------ EXTRACTED DATA ------

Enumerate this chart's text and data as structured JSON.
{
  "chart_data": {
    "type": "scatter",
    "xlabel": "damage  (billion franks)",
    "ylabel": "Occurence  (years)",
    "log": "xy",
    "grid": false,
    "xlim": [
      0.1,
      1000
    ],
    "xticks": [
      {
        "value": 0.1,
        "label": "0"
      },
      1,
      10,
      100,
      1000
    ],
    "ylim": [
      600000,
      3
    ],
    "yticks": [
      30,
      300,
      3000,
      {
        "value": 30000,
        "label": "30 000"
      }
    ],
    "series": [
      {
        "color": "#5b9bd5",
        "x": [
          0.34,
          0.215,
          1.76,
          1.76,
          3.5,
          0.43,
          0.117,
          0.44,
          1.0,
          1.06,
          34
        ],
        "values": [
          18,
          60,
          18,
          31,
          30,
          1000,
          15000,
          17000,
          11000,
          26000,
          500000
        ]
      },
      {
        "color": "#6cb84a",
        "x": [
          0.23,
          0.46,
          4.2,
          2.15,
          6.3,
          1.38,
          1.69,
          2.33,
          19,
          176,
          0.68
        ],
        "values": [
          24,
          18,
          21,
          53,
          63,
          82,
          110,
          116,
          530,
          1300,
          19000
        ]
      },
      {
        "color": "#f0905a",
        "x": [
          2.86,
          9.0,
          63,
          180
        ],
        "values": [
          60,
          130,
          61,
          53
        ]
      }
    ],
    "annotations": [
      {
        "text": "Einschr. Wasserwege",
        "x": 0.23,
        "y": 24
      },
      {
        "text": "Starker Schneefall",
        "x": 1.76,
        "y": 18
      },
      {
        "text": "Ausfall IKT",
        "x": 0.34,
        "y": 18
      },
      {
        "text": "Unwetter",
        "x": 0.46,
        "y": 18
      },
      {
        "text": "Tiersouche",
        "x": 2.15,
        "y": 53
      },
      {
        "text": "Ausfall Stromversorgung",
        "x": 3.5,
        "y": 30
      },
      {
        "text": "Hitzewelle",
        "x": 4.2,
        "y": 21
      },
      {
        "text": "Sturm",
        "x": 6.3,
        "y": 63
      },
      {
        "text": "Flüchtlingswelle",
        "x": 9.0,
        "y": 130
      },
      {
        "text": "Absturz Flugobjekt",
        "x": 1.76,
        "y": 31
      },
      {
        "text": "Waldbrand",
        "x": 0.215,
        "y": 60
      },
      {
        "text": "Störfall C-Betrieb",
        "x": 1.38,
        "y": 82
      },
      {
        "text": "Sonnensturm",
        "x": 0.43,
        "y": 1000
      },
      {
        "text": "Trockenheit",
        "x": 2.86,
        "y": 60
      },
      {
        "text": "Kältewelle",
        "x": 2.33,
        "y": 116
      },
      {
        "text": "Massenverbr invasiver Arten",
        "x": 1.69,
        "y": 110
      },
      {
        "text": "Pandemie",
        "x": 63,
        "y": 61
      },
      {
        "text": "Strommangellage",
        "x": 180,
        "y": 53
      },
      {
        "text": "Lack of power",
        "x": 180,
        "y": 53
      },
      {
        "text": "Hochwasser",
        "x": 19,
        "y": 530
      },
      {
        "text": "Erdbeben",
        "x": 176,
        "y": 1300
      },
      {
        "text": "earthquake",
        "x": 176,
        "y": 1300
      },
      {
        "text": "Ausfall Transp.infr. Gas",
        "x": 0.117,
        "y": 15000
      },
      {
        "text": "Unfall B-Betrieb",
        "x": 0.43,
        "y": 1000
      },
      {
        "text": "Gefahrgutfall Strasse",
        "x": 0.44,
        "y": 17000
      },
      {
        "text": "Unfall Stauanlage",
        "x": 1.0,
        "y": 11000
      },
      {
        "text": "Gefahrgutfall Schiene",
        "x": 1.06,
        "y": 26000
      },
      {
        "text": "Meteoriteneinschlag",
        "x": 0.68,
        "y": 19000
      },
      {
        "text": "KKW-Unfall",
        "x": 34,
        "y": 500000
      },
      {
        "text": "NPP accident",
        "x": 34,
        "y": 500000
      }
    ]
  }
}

------

## AIM
Output the entries exactly.

## COMPLETE ANSWER
Enumerate this chart's text and data as structured JSON.
{
  "chart_data": {
    "type": "scatter",
    "xlabel": "damage  (billion franks)",
    "ylabel": "Occurence  (years)",
    "log": "xy",
    "grid": false,
    "xlim": [
      0.1,
      1000
    ],
    "xticks": [
      {
        "value": 0.1,
        "label": "0"
      },
      1,
      10,
      100,
      1000
    ],
    "ylim": [
      600000,
      3
    ],
    "yticks": [
      30,
      300,
      3000,
      {
        "value": 30000,
        "label": "30 000"
      }
    ],
    "series": [
      {
        "color": "#5b9bd5",
        "x": [
          0.34,
          0.215,
          1.76,
          1.76,
          3.5,
          0.43,
          0.117,
          0.44,
          1.0,
          1.06,
          34
        ],
        "values": [
          18,
          60,
          18,
          31,
          30,
          1000,
          15000,
          17000,
          11000,
          26000,
          500000
        ]
      },
      {
        "color": "#6cb84a",
        "x": [
          0.23,
          0.46,
          4.2,
          2.15,
          6.3,
          1.38,
          1.69,
          2.33,
          19,
          176,
          0.68
        ],
        "values": [
          24,
          18,
          21,
          53,
          63,
          82,
          110,
          116,
          530,
          1300,
          19000
        ]
      },
      {
        "color": "#f0905a",
        "x": [
          2.86,
          9.0,
          63,
          180
        ],
        "values": [
          60,
          130,
          61,
          53
        ]
      }
    ],
    "annotations": [
      {
        "text": "Einschr. Wasserwege",
        "x": 0.23,
        "y": 24
      },
      {
        "text": "Starker Schneefall",
        "x": 1.76,
        "y": 18
      },
      {
        "text": "Ausfall IKT",
        "x": 0.34,
        "y": 18
      },
      {
        "text": "Unwetter",
        "x": 0.46,
        "y": 18
      },
      {
        "text": "Tiersouche",
        "x": 2.15,
        "y": 53
      },
      {
        "text": "Ausfall Stromversorgung",
        "x": 3.5,
        "y": 30
      },
      {
        "text": "Hitzewelle",
        "x": 4.2,
        "y": 21
      },
      {
        "text": "Sturm",
        "x": 6.3,
        "y": 63
      },
      {
        "text": "Flüchtlingswelle",
        "x": 9.0,
        "y": 130
      },
      {
        "text": "Absturz Flugobjekt",
        "x": 1.76,
        "y": 31
      },
      {
        "text": "Waldbrand",
        "x": 0.215,
        "y": 60
      },
      {
        "text": "Störfall C-Betrieb",
        "x": 1.38,
        "y": 82
      },
      {
        "text": "Sonnensturm",
        "x": 0.43,
        "y": 1000
      },
      {
        "text": "Trockenheit",
        "x": 2.86,
        "y": 60
      },
      {
        "text": "Kältewelle",
        "x": 2.33,
        "y": 116
      },
      {
        "text": "Massenverbr invasiver Arten",
        "x": 1.69,
        "y": 110
      },
      {
        "text": "Pandemie",
        "x": 63,
        "y": 61
      },
      {
        "text": "Strommangellage",
        "x": 180,
        "y": 53
      },
      {
        "text": "Lack of power",
        "x": 180,
        "y": 53
      },
      {
        "text": "Hochwasser",
        "x": 19,
        "y": 530
      },
      {
        "text": "Erdbeben",
        "x": 176,
        "y": 1300
      },
      {
        "text": "earthquake",
        "x": 176,
        "y": 1300
      },
      {
        "text": "Ausfall Transp.infr. Gas",
        "x": 0.117,
        "y": 15000
      },
      {
        "text": "Unfall B-Betrieb",
        "x": 0.43,
        "y": 1000
      },
      {
        "text": "Gefahrgutfall Strasse",
        "x": 0.44,
        "y": 17000
      },
      {
        "text": "Unfall Stauanlage",
        "x": 1.0,
        "y": 11000
      },
      {
        "text": "Gefahrgutfall Schiene",
        "x": 1.06,
        "y": 26000
      },
      {
        "text": "Meteoriteneinschlag",
        "x": 0.68,
        "y": 19000
      },
      {
        "text": "KKW-Unfall",
        "x": 34,
        "y": 500000
      },
      {
        "text": "NPP accident",
        "x": 34,
        "y": 500000
      }
    ]
  }
}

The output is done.